■ Listed records

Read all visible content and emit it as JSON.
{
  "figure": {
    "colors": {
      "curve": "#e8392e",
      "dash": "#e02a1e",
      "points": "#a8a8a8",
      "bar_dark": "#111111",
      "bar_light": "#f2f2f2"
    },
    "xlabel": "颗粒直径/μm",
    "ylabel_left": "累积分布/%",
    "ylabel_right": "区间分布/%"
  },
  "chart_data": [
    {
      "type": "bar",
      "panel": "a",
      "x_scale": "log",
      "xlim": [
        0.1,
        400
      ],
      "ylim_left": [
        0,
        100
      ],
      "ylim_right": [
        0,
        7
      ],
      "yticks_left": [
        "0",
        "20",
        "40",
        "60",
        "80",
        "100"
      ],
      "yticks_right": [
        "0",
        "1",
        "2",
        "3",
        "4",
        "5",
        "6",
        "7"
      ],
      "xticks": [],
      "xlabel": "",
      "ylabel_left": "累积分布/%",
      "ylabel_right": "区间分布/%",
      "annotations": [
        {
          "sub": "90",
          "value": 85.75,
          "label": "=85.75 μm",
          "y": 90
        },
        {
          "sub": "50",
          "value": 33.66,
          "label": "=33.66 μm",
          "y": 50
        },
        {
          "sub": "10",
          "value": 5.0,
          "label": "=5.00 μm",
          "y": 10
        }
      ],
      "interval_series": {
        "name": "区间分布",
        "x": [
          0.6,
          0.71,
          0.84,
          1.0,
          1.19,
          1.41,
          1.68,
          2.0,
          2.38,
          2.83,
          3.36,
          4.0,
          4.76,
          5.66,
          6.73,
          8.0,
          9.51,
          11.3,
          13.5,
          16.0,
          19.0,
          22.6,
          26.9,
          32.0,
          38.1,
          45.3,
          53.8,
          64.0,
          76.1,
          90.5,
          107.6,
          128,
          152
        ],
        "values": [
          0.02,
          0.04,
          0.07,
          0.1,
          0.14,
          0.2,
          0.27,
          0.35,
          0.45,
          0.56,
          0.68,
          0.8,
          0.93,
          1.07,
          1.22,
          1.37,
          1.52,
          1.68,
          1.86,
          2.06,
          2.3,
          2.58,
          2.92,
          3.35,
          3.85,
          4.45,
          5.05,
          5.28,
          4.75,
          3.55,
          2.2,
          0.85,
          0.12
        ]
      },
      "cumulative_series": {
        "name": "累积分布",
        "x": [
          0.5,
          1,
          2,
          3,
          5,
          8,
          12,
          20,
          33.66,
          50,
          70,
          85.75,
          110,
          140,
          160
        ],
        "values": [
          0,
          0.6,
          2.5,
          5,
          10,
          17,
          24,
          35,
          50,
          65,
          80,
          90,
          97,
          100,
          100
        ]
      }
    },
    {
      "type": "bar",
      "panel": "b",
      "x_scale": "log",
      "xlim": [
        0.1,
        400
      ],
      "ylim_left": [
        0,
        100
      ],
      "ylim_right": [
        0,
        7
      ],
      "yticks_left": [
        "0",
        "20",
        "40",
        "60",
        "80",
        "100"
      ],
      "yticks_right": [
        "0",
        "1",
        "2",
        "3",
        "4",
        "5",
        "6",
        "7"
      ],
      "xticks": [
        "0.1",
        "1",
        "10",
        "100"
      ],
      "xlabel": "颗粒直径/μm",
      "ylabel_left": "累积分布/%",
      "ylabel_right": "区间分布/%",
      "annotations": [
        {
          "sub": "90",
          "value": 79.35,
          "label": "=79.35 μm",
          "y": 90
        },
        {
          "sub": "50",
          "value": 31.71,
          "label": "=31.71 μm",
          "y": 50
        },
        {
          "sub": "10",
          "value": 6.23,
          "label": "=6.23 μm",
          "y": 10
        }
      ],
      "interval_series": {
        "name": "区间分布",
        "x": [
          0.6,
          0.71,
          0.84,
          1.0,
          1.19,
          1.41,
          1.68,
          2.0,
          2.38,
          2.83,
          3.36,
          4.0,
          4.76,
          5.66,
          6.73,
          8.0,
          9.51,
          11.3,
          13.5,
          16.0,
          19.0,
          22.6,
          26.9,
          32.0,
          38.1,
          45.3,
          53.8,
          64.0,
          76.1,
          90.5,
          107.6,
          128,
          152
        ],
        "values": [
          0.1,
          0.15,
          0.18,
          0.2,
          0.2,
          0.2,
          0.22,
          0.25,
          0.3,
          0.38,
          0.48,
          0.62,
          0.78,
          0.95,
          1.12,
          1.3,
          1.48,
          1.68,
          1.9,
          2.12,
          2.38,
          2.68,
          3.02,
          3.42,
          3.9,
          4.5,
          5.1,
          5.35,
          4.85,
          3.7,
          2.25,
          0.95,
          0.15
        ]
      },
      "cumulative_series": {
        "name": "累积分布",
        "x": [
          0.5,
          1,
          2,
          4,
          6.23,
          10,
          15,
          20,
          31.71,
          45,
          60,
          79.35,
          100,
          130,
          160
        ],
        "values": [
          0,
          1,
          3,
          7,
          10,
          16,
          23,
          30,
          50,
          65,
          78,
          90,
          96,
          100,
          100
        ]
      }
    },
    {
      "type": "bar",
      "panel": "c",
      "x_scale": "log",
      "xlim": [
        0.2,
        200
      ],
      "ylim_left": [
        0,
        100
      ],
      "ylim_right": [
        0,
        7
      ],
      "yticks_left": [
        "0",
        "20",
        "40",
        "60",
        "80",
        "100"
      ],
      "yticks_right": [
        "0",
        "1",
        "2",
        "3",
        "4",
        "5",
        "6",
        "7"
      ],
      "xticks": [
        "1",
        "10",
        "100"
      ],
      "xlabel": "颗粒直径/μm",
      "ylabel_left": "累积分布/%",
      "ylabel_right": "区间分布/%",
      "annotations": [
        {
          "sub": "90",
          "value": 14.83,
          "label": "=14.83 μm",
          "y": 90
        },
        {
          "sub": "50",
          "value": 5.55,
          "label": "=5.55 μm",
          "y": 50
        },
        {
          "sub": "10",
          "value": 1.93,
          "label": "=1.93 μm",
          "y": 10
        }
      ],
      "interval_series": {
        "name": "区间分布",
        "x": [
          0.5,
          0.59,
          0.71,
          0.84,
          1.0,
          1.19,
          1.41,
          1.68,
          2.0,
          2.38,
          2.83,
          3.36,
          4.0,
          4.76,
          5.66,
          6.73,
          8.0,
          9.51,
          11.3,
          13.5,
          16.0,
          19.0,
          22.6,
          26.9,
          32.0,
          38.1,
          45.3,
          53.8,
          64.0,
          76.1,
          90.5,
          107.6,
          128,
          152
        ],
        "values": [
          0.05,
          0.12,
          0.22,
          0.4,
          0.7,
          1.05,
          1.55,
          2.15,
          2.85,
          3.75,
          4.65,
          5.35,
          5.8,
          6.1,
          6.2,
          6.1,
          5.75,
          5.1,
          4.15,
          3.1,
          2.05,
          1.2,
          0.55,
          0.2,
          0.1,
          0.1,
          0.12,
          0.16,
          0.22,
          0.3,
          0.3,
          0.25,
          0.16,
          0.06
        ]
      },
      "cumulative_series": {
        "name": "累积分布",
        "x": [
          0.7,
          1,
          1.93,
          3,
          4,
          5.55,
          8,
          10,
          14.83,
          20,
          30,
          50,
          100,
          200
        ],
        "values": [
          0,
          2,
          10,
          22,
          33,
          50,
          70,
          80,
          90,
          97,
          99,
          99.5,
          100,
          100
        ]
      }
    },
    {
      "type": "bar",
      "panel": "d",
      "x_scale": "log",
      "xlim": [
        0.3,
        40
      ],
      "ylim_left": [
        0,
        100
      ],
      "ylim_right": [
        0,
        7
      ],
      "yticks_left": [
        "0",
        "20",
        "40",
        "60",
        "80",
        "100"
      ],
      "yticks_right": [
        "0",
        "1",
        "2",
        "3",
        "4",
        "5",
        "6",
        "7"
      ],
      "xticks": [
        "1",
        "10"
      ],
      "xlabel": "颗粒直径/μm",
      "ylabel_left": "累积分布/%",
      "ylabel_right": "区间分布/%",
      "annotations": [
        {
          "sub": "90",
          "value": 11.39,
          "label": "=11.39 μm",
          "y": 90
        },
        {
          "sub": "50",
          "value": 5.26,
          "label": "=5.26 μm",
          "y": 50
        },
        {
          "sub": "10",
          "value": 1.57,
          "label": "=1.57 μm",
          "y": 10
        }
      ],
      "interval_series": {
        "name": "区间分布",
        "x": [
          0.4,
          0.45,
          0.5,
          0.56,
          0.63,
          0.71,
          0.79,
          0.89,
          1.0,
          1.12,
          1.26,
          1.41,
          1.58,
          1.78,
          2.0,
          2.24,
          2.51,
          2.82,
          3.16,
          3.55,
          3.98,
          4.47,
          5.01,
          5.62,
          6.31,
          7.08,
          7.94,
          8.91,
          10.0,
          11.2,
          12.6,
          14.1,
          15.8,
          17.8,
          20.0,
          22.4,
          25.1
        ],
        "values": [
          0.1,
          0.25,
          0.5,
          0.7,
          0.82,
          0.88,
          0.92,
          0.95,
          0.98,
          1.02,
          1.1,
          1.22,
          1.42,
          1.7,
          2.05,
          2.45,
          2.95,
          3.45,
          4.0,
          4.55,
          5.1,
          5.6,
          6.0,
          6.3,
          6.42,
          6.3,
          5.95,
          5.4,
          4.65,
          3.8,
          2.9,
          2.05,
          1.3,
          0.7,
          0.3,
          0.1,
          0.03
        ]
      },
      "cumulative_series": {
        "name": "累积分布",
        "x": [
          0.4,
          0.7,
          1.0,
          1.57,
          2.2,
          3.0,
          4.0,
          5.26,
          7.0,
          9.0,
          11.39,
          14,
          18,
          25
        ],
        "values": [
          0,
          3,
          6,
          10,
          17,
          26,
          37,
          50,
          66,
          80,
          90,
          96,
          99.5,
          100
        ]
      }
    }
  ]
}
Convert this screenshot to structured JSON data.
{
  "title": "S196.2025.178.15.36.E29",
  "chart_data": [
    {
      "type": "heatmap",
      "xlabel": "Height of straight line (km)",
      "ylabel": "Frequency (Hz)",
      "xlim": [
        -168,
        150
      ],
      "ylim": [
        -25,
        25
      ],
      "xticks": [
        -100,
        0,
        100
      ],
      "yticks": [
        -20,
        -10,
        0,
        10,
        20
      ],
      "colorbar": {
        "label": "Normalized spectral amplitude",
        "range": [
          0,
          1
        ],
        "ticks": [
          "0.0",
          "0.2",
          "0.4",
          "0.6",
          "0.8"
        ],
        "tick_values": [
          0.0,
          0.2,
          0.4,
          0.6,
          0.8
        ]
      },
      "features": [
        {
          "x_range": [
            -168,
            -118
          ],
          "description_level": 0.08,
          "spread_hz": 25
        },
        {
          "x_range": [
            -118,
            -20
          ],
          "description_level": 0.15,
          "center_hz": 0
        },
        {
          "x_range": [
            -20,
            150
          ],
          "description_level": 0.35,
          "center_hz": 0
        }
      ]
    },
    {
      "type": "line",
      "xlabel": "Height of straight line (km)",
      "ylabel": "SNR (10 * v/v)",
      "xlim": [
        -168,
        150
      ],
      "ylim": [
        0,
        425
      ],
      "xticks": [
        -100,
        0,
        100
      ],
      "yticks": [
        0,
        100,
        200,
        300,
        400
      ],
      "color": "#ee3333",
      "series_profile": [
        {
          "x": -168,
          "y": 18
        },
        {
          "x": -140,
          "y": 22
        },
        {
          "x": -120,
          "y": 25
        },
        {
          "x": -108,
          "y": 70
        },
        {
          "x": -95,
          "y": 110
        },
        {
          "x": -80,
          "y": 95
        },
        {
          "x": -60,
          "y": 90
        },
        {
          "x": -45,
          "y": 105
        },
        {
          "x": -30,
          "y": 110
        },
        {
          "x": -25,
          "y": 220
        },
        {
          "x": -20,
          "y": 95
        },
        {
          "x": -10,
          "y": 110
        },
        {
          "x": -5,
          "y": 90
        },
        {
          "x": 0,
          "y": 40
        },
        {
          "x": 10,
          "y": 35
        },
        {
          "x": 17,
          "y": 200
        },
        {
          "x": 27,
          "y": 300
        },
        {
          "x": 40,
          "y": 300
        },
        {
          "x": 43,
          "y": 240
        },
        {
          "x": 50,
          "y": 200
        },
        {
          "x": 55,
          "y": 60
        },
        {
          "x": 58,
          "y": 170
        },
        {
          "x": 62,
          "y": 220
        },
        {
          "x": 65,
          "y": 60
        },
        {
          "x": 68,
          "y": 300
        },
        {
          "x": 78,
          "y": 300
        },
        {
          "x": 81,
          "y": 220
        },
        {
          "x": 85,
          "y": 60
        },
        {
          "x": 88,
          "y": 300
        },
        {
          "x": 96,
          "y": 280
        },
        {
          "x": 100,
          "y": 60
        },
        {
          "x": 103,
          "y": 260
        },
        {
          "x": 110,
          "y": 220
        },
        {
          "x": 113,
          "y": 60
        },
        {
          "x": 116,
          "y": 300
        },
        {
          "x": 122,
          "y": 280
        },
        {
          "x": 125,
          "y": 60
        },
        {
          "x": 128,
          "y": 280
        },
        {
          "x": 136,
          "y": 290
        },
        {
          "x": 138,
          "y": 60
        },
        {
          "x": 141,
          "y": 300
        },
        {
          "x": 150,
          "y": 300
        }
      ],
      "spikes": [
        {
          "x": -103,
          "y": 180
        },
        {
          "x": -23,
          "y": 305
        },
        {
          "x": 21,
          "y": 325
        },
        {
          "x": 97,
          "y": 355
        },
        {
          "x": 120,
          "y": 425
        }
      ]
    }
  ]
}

■ Exercise
Report the number of lines of the listing above that hold the string "JSON", with no other text.

■ Solution below
2